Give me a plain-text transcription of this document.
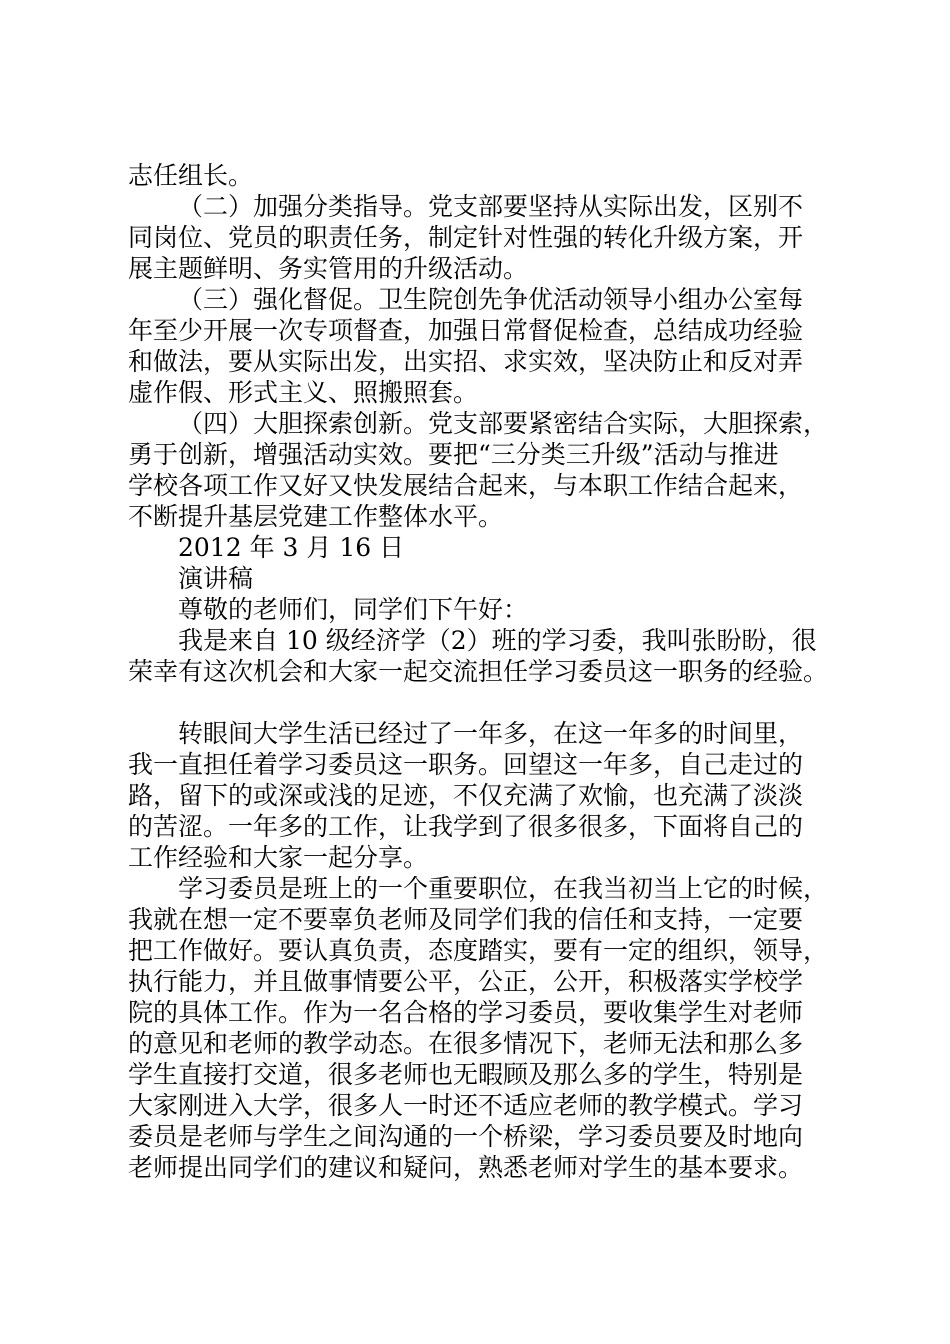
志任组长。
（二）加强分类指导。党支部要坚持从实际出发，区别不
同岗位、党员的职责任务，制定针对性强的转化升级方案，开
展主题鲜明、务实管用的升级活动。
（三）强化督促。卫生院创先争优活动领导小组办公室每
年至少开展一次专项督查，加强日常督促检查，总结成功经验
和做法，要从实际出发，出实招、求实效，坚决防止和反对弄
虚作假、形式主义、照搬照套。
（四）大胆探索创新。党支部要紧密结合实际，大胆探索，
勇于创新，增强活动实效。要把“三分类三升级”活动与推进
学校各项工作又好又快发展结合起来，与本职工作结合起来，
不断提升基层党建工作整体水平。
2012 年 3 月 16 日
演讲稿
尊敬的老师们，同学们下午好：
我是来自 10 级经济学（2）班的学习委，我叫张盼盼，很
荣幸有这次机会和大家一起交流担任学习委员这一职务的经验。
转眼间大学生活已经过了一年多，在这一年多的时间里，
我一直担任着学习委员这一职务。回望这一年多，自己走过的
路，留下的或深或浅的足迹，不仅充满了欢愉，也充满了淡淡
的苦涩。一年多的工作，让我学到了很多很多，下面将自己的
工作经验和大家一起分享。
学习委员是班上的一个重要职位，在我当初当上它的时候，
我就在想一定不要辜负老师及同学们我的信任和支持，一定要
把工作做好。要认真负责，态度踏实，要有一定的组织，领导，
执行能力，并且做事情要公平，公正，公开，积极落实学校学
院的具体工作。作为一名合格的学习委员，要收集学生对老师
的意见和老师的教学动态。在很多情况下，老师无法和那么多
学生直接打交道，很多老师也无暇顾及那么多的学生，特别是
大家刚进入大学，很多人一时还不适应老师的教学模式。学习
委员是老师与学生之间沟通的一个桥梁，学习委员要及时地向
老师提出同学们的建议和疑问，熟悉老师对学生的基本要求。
...
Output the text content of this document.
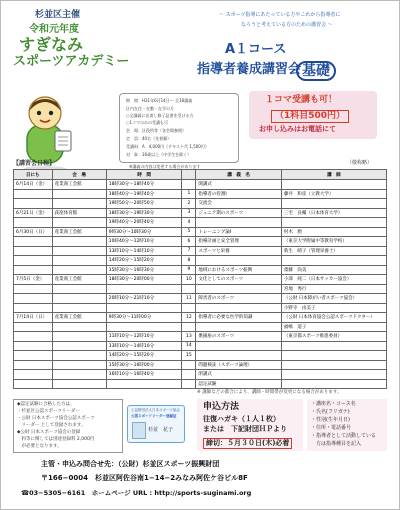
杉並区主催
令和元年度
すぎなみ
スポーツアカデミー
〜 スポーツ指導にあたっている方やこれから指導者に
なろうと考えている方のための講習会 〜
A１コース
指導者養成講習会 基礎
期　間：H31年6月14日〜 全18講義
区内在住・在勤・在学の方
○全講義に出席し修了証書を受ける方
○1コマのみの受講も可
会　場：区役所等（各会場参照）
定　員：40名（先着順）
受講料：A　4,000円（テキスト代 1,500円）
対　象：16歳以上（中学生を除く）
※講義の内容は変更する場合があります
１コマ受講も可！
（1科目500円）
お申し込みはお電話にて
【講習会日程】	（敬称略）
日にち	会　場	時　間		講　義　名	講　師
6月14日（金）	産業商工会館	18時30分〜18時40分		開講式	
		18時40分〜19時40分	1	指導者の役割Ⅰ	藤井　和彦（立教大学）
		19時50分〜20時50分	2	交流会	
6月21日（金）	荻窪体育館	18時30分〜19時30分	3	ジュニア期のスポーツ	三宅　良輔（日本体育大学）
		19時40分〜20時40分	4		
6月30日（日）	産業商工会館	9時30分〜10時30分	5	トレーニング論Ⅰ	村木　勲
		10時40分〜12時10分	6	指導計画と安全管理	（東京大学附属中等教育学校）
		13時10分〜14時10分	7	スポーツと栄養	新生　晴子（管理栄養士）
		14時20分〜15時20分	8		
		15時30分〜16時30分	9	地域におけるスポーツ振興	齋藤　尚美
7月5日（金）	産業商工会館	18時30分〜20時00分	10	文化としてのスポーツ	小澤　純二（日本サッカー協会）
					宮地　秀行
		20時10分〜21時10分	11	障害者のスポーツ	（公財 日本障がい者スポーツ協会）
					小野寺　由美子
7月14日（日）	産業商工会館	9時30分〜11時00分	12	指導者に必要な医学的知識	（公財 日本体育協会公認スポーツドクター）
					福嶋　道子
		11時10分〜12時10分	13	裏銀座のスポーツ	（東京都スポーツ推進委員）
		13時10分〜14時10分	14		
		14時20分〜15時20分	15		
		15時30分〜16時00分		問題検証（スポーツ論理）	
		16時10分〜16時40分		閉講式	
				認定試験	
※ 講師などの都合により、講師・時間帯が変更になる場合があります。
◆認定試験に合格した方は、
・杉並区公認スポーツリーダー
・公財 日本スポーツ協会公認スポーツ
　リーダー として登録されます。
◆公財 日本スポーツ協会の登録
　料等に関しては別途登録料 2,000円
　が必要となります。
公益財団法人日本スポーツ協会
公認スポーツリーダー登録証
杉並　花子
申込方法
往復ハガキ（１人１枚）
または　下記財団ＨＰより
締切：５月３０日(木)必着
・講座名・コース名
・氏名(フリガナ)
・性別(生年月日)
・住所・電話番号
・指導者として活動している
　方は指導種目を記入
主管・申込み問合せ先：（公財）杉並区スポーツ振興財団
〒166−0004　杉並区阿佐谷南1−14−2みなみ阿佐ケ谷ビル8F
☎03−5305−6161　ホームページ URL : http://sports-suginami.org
* * *
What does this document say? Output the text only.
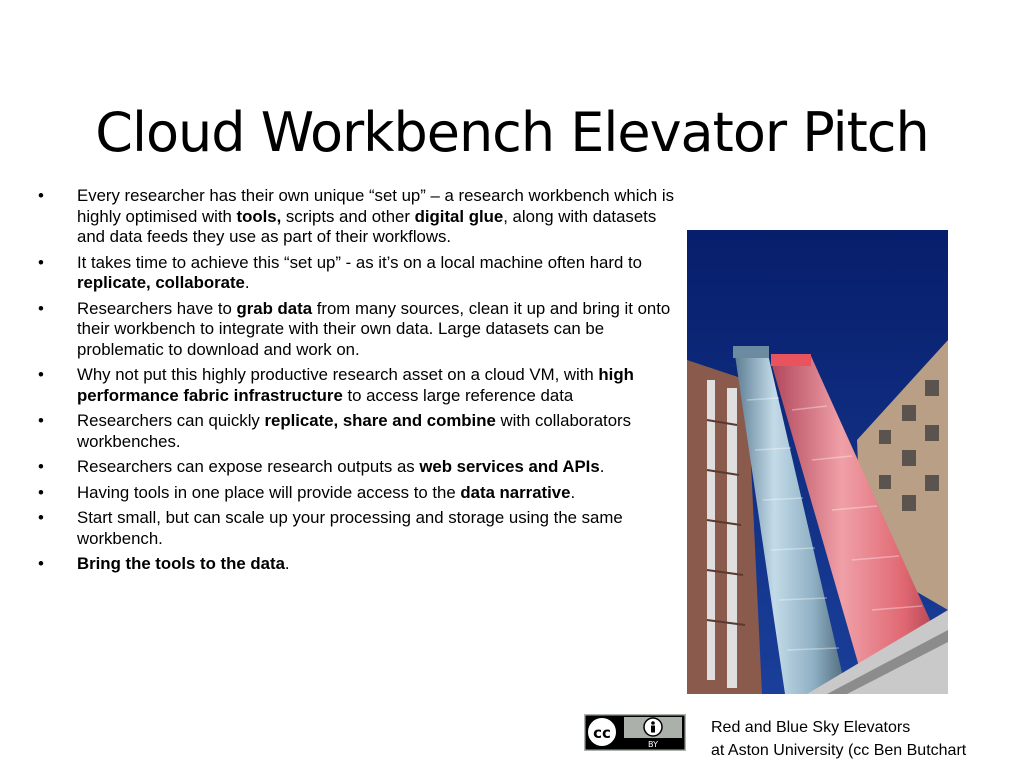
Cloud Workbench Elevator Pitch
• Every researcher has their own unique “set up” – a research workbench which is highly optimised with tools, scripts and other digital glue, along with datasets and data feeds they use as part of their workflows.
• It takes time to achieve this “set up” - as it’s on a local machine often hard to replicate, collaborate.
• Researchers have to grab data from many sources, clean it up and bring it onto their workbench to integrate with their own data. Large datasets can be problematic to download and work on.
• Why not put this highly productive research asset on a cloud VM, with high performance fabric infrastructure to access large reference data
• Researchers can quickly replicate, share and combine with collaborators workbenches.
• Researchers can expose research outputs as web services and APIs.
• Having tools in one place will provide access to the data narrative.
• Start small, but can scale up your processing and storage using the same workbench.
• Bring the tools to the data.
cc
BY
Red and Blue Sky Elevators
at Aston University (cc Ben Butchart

● **TASK OBJECTIVE**
Pull out all lines from the entries above in which the word "access" appears.

● **WORKED SOLUTION**
• Why not put this highly productive research asset on a cloud VM, with high performance fabric infrastructure to access large reference data
• Having tools in one place will provide access to the data narrative.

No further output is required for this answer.